(WHAT THE TASK REQUIRES)
Show every line of the records below that contains the word "supertype".

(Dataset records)
start

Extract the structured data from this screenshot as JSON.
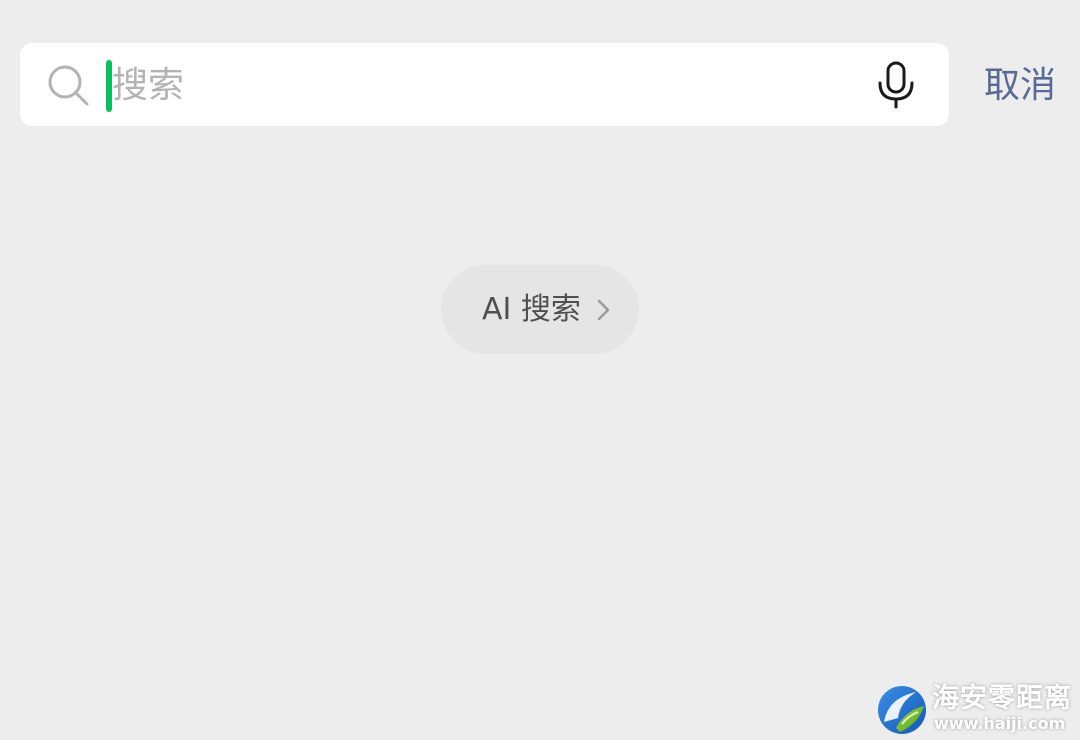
{
  "search": {
    "value": "",
    "placeholder": "搜索",
    "search_icon": "search-icon",
    "mic_icon": "mic-icon",
    "cancel_label": "取消"
  },
  "ai_search": {
    "label": "AI 搜索",
    "chevron_icon": "chevron-right-icon"
  },
  "watermark": {
    "name": "海安零距离",
    "url": "www.haiji.com"
  },
  "colors": {
    "background": "#ededed",
    "search_bar": "#ffffff",
    "cursor": "#07c160",
    "cancel_text": "#586b95",
    "ai_search_pill": "#e5e5e5"
  }
}
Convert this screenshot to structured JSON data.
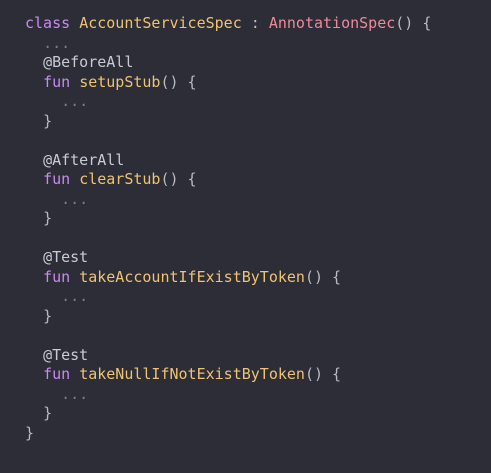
{
  "colors": {
    "background": "#2c2d36",
    "keyword": "#c98bf2",
    "class_name": "#eec373",
    "supertype": "#ee8a9a",
    "function_name": "#eec373",
    "text": "#c9cbd3",
    "ellipsis": "#7b7d89"
  },
  "code": {
    "class_decl": {
      "keyword": "class",
      "name": "AccountServiceSpec",
      "separator": ":",
      "supertype": "AnnotationSpec",
      "open": "() {"
    },
    "class_body_ellipsis": "...",
    "methods": [
      {
        "annotation": "@BeforeAll",
        "keyword": "fun",
        "name": "setupStub",
        "params_open": "() {",
        "body": "...",
        "close": "}"
      },
      {
        "annotation": "@AfterAll",
        "keyword": "fun",
        "name": "clearStub",
        "params_open": "() {",
        "body": "...",
        "close": "}"
      },
      {
        "annotation": "@Test",
        "keyword": "fun",
        "name": "takeAccountIfExistByToken",
        "params_open": "() {",
        "body": "...",
        "close": "}"
      },
      {
        "annotation": "@Test",
        "keyword": "fun",
        "name": "takeNullIfNotExistByToken",
        "params_open": "() {",
        "body": "...",
        "close": "}"
      }
    ],
    "class_close": "}"
  }
}
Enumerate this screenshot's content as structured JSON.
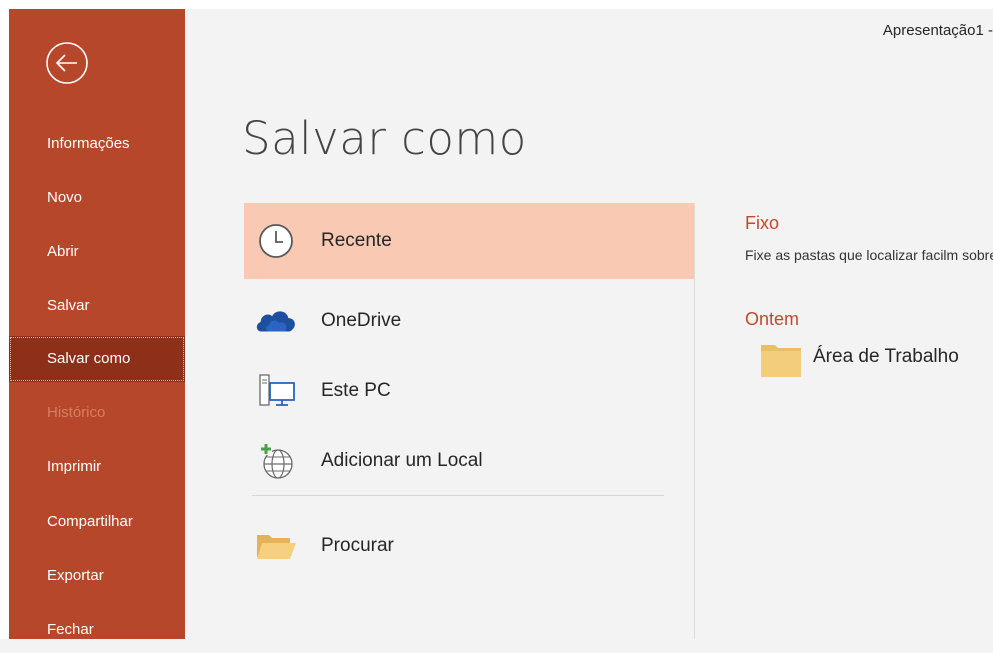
{
  "window": {
    "document_title": "Apresentação1 -"
  },
  "sidebar": {
    "back_icon": "arrow-left-circle-icon",
    "items": [
      {
        "label": "Informações",
        "state": "normal"
      },
      {
        "label": "Novo",
        "state": "normal"
      },
      {
        "label": "Abrir",
        "state": "normal"
      },
      {
        "label": "Salvar",
        "state": "normal"
      },
      {
        "label": "Salvar como",
        "state": "active"
      },
      {
        "label": "Histórico",
        "state": "disabled"
      },
      {
        "label": "Imprimir",
        "state": "normal"
      },
      {
        "label": "Compartilhar",
        "state": "normal"
      },
      {
        "label": "Exportar",
        "state": "normal"
      },
      {
        "label": "Fechar",
        "state": "normal"
      }
    ]
  },
  "main": {
    "title": "Salvar como",
    "locations": [
      {
        "label": "Recente",
        "icon": "clock-icon",
        "selected": true
      },
      {
        "label": "OneDrive",
        "icon": "onedrive-cloud-icon",
        "selected": false
      },
      {
        "label": "Este PC",
        "icon": "computer-icon",
        "selected": false
      },
      {
        "label": "Adicionar um Local",
        "icon": "add-globe-icon",
        "selected": false
      },
      {
        "label": "Procurar",
        "icon": "open-folder-icon",
        "selected": false
      }
    ]
  },
  "right_panel": {
    "pinned_heading": "Fixo",
    "pinned_description": "Fixe as pastas que localizar facilm sobre uma pasta.",
    "yesterday_heading": "Ontem",
    "yesterday_item": {
      "label": "Área de Trabalho",
      "icon": "folder-icon"
    }
  },
  "colors": {
    "sidebar": "#b7472a",
    "sidebar_active": "#8e2f19",
    "selected_location": "#f9c9b4",
    "accent_text": "#c2492a"
  }
}
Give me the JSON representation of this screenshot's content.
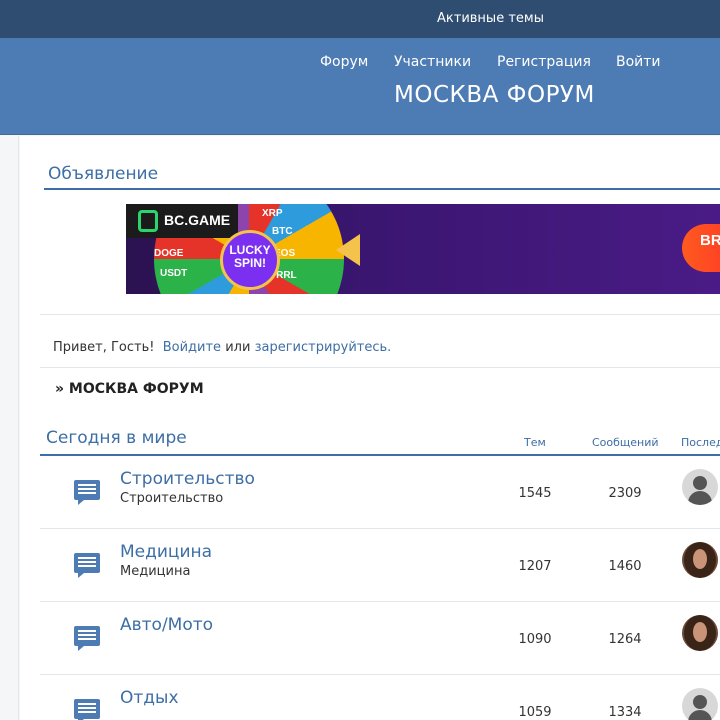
{
  "topbar": {
    "active_topics": "Активные темы"
  },
  "nav": {
    "items": [
      "Форум",
      "Участники",
      "Регистрация",
      "Войти"
    ]
  },
  "brand": {
    "title": "МОСКВА ФОРУМ"
  },
  "announcement": {
    "title": "Объявление",
    "banner": {
      "logo": "BC.GAME",
      "hub": "LUCKY SPIN!",
      "coins": [
        "XRP",
        "BTC",
        "DOGE",
        "EOS",
        "USDT",
        "TRRL"
      ],
      "cta": "BR"
    }
  },
  "greeting": {
    "prefix": "Привет, Гость!",
    "login": "Войдите",
    "or": "или",
    "register": "зарегистрируйтесь",
    "suffix": "."
  },
  "breadcrumb": {
    "text": "» МОСКВА ФОРУМ"
  },
  "section": {
    "title": "Сегодня в мире",
    "col_topics": "Тем",
    "col_posts": "Сообщений",
    "col_last": "Послед"
  },
  "forums": [
    {
      "title": "Строительство",
      "desc": "Строительство",
      "topics": "1545",
      "posts": "2309",
      "avatar": "guest"
    },
    {
      "title": "Медицина",
      "desc": "Медицина",
      "topics": "1207",
      "posts": "1460",
      "avatar": "photo"
    },
    {
      "title": "Авто/Мото",
      "desc": "",
      "topics": "1090",
      "posts": "1264",
      "avatar": "photo"
    },
    {
      "title": "Отдых",
      "desc": "",
      "topics": "1059",
      "posts": "1334",
      "avatar": "guest"
    }
  ],
  "colors": {
    "header": "#4d7bb3",
    "topbar": "#2f4d70",
    "link": "#3d6ea5"
  }
}
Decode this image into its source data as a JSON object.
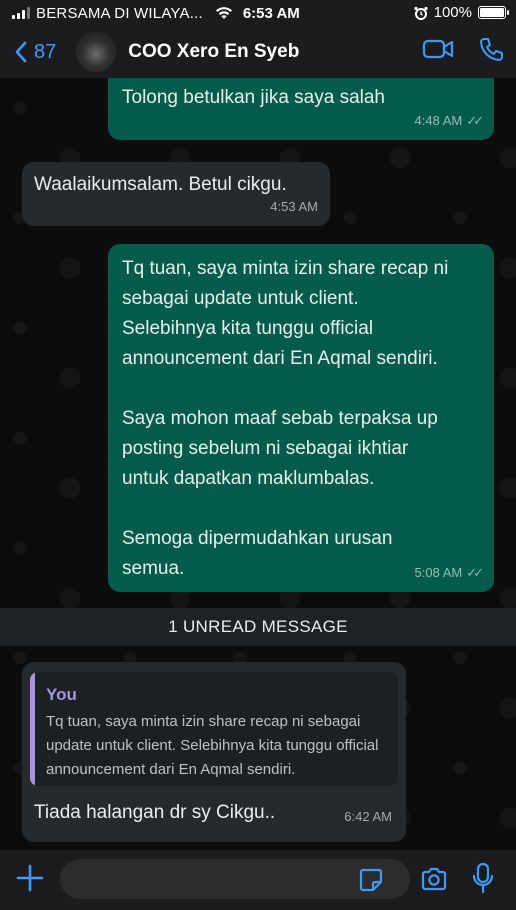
{
  "status_bar": {
    "carrier": "BERSAMA DI WILAYA...",
    "time": "6:53 AM",
    "battery": "100%",
    "battery_level": 1.0
  },
  "header": {
    "back_count": "87",
    "contact_name": "COO Xero En Syeb"
  },
  "messages": [
    {
      "direction": "outgoing",
      "text": "Tolong betulkan jika saya salah",
      "time": "4:48 AM",
      "read": true
    },
    {
      "direction": "incoming",
      "text": "Waalaikumsalam. Betul cikgu.",
      "time": "4:53 AM"
    },
    {
      "direction": "outgoing",
      "text": "Tq tuan, saya minta izin share recap ni\nsebagai update untuk client.\nSelebihnya kita tunggu official\nannouncement dari En Aqmal sendiri.\n\nSaya mohon maaf sebab terpaksa up\nposting sebelum ni sebagai ikhtiar\nuntuk dapatkan maklumbalas.\n\nSemoga dipermudahkan urusan\nsemua.",
      "time": "5:08 AM",
      "read": true
    },
    {
      "direction": "incoming",
      "text": "Tiada halangan dr sy Cikgu..",
      "time": "6:42 AM",
      "quote": {
        "author": "You",
        "text": "Tq tuan, saya minta izin share recap ni sebagai update untuk client. Selebihnya kita tunggu official announcement dari En Aqmal sendiri."
      }
    }
  ],
  "unread_divider": "1 UNREAD MESSAGE",
  "input": {
    "placeholder": "",
    "value": ""
  },
  "colors": {
    "outgoing_bubble": "#035c4b",
    "incoming_bubble": "#262a2c",
    "accent_blue": "#3b9cff",
    "quote_author": "#a693e3"
  },
  "icons": [
    "signal-icon",
    "wifi-icon",
    "alarm-icon",
    "battery-icon",
    "back-chevron-icon",
    "video-call-icon",
    "phone-icon",
    "read-ticks-icon",
    "plus-icon",
    "sticker-icon",
    "camera-icon",
    "microphone-icon"
  ]
}
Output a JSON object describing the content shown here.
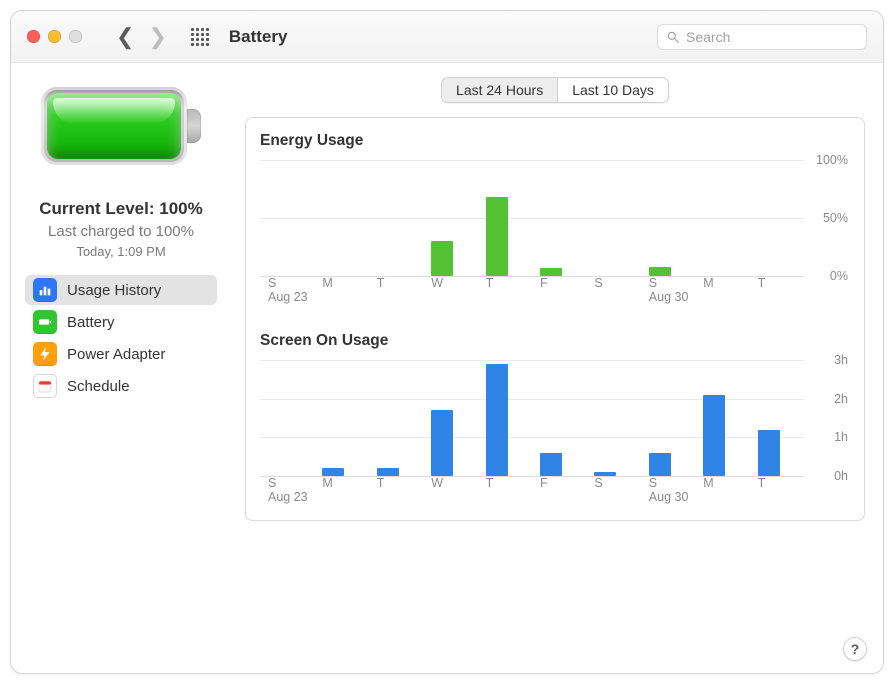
{
  "window": {
    "title": "Battery"
  },
  "search": {
    "placeholder": "Search"
  },
  "sidebar": {
    "battery_pct": 100,
    "level_line": "Current Level: 100%",
    "charged_line": "Last charged to 100%",
    "time_line": "Today, 1:09 PM",
    "items": [
      {
        "id": "usage-history",
        "label": "Usage History",
        "selected": true,
        "bg": "#2d76f6",
        "icon": "bars"
      },
      {
        "id": "battery",
        "label": "Battery",
        "selected": false,
        "bg": "#34c534",
        "icon": "battery"
      },
      {
        "id": "power-adapter",
        "label": "Power Adapter",
        "selected": false,
        "bg": "#ff9f0a",
        "icon": "bolt"
      },
      {
        "id": "schedule",
        "label": "Schedule",
        "selected": false,
        "bg": "#ffffff",
        "icon": "calendar"
      }
    ]
  },
  "segmented": {
    "options": [
      "Last 24 Hours",
      "Last 10 Days"
    ],
    "active": 0
  },
  "chart_labels": {
    "energy_title": "Energy Usage",
    "screen_title": "Screen On Usage"
  },
  "chart_data": [
    {
      "id": "energy",
      "type": "bar",
      "title": "Energy Usage",
      "categories": [
        "S",
        "M",
        "T",
        "W",
        "T",
        "F",
        "S",
        "S",
        "M",
        "T"
      ],
      "date_labels": {
        "0": "Aug 23",
        "7": "Aug 30"
      },
      "values_pct": [
        0,
        0,
        0,
        30,
        68,
        7,
        0,
        8,
        0,
        0
      ],
      "ylabel": "",
      "ylim": [
        0,
        100
      ],
      "yticks": [
        0,
        50,
        100
      ],
      "ytick_labels": [
        "0%",
        "50%",
        "100%"
      ],
      "color": "#54c232"
    },
    {
      "id": "screen",
      "type": "bar",
      "title": "Screen On Usage",
      "categories": [
        "S",
        "M",
        "T",
        "W",
        "T",
        "F",
        "S",
        "S",
        "M",
        "T"
      ],
      "date_labels": {
        "0": "Aug 23",
        "7": "Aug 30"
      },
      "values_hours": [
        0,
        0.2,
        0.2,
        1.7,
        2.9,
        0.6,
        0.1,
        0.6,
        2.1,
        1.2
      ],
      "ylabel": "",
      "ylim": [
        0,
        3
      ],
      "yticks": [
        0,
        1,
        2,
        3
      ],
      "ytick_labels": [
        "0h",
        "1h",
        "2h",
        "3h"
      ],
      "color": "#2f84e6"
    }
  ],
  "help": {
    "label": "?"
  }
}
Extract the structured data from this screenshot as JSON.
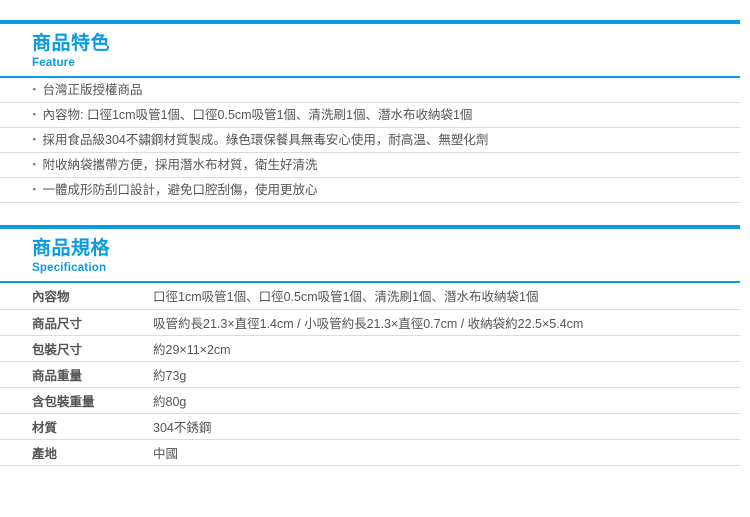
{
  "theme": {
    "accent": "#0c9ae0",
    "text": "#555555",
    "rule": "#dcdcdc",
    "background": "#ffffff"
  },
  "feature_section": {
    "title_cn": "商品特色",
    "title_en": "Feature",
    "bullet_char": "・",
    "items": [
      "台灣正版授權商品",
      "內容物: 口徑1cm吸管1個、口徑0.5cm吸管1個、清洗刷1個、潛水布收納袋1個",
      "採用食品級304不鏽鋼材質製成。綠色環保餐具無毒安心使用，耐高溫、無塑化劑",
      "附收納袋攜帶方便，採用潛水布材質，衛生好清洗",
      "一體成形防刮口設計，避免口腔刮傷，使用更放心"
    ]
  },
  "spec_section": {
    "title_cn": "商品規格",
    "title_en": "Specification",
    "rows": [
      {
        "label": "內容物",
        "value": "口徑1cm吸管1個、口徑0.5cm吸管1個、清洗刷1個、潛水布收納袋1個"
      },
      {
        "label": "商品尺寸",
        "value": "吸管約長21.3×直徑1.4cm / 小吸管約長21.3×直徑0.7cm / 收納袋約22.5×5.4cm"
      },
      {
        "label": "包裝尺寸",
        "value": "約29×11×2cm"
      },
      {
        "label": "商品重量",
        "value": "約73g"
      },
      {
        "label": "含包裝重量",
        "value": "約80g"
      },
      {
        "label": "材質",
        "value": "304不銹鋼"
      },
      {
        "label": "產地",
        "value": "中國"
      }
    ]
  }
}
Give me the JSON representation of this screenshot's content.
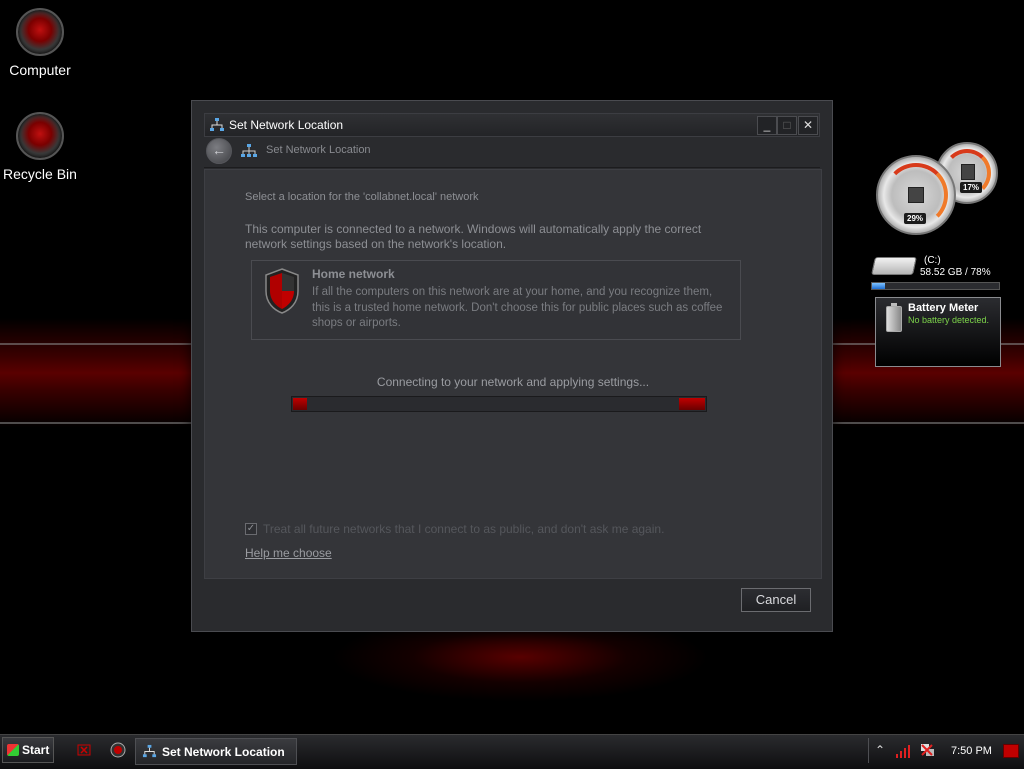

end

(TASK OUTPUT)
    "supertype": "#ee8a9a",
      "supertype": "AnnotationSpec",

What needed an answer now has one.